*Set problem A:* In the South32 acquisition announcement, what is the offer price for each Arizona Mining share?

───── Reading text

TIDMS32
RNS Number : 6726R
South32 Limited
18 June 2018
18(th) June 2018
South32 Limited
(Incorporated in Australia under the Corporations Act 2001)
(ACN 093 732 597)
ASX / LSE / JSE Share Code: S32
ISIN: AU000000S320
south32.net
South32 Limited
south32 to acquire arizona mining in AGREED all cash offer
South32 Limited (ASX, JSE, LSE: S32; ADR: SOUHY) (South32) and
Arizona Mining Inc. (TSX:AZ) (Arizona Mining) announced today that
they have entered into an agreement for South32 to acquire the
remaining 83 per cent of issued and outstanding shares of Arizona
Mining via a plan of arrangement, representing a fully funded, all
cash offer of US$1.3 billion(1) (C$1.8 billion). The offer price of
C$6.20 per share represents a 50 per cent premium to the closing
price on 15 June and implies a total equity value for Arizona
Mining of US$1.6 billion(1) (C$2.1 billion). Directors and officers
of Arizona Mining, who own 34 per cent of the common shares on
issue, have entered into voting support agreements and the
directors of Arizona Mining entitled to vote, have unanimously
recommended to their shareholders that they vote in favour of the
transaction.
Arizona Mining is the owner of the Hermosa Project, containing
the high grade base metals Taylor deposit, the Central zinc,
manganese and silver oxide resource and an extensive, highly
prospective land package with potential for discovery of
polymetallic and copper mineralisation. The Taylor deposit is a
greenfield development project that has a reported resource of 101
million short tons(2,3) (Measured and Indicated Mineral Resources)
at 10.4% zinc equivalent grade and is open at depth and laterally.

──────────
───── Information supplied

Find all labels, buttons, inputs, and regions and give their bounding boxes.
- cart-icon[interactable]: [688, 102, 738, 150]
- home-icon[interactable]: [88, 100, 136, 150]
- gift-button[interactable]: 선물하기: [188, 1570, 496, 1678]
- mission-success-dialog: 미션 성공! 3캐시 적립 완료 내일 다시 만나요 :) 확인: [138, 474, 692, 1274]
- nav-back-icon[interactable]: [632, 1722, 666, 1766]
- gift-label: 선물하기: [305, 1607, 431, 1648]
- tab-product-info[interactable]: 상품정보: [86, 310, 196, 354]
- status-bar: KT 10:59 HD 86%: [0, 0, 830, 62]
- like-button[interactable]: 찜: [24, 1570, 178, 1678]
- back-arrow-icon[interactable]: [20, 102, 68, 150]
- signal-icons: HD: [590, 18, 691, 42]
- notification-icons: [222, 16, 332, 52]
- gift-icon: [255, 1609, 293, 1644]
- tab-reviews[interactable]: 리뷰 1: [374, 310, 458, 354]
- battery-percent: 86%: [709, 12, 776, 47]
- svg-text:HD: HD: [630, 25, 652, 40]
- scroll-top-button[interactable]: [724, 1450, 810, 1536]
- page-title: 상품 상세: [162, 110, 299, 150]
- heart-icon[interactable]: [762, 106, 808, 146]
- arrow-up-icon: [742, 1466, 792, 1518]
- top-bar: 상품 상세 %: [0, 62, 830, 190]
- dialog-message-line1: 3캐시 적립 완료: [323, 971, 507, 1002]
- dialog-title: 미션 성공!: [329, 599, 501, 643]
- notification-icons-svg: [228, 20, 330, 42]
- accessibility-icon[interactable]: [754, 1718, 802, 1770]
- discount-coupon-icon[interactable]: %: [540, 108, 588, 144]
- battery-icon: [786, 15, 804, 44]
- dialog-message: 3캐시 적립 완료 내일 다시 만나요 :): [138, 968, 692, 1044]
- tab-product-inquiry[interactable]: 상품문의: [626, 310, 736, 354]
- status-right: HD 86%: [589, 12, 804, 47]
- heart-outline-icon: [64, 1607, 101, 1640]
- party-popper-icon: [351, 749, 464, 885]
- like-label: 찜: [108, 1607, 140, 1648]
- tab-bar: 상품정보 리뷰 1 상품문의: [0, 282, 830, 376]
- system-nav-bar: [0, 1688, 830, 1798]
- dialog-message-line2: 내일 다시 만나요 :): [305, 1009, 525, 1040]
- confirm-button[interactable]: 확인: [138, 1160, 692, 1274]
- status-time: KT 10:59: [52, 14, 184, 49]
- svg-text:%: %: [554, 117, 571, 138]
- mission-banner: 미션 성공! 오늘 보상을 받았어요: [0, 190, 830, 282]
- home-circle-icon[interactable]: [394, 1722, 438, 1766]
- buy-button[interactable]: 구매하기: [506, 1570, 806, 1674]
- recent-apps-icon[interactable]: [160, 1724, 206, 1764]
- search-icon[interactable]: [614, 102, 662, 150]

──────────

*Set problem B:* Recast the records as a JSON list of strings, one string per line, beginning at the first line of the records and running through the line containing "- battery-percent: 86%: [709, 12, 776, 47]". Leave out blank lines.

*Problem solution A:* C$6.20 per share.

*Problem solution B:*
[
  "Find all labels, buttons, inputs, and regions and give their bounding boxes.",
  "- cart-icon[interactable]: [688, 102, 738, 150]",
  "- home-icon[interactable]: [88, 100, 136, 150]",
  "- gift-button[interactable]: 선물하기: [188, 1570, 496, 1678]",
  "- mission-success-dialog: 미션 성공! 3캐시 적립 완료 내일 다시 만나요 :) 확인: [138, 474, 692, 1274]",
  "- nav-back-icon[interactable]: [632, 1722, 666, 1766]",
  "- gift-label: 선물하기: [305, 1607, 431, 1648]",
  "- tab-product-info[interactable]: 상품정보: [86, 310, 196, 354]",
  "- status-bar: KT 10:59 HD 86%: [0, 0, 830, 62]",
  "- like-button[interactable]: 찜: [24, 1570, 178, 1678]",
  "- back-arrow-icon[interactable]: [20, 102, 68, 150]",
  "- signal-icons: HD: [590, 18, 691, 42]",
  "- notification-icons: [222, 16, 332, 52]",
  "- gift-icon: [255, 1609, 293, 1644]",
  "- tab-reviews[interactable]: 리뷰 1: [374, 310, 458, 354]",
  "- battery-percent: 86%: [709, 12, 776, 47]"
]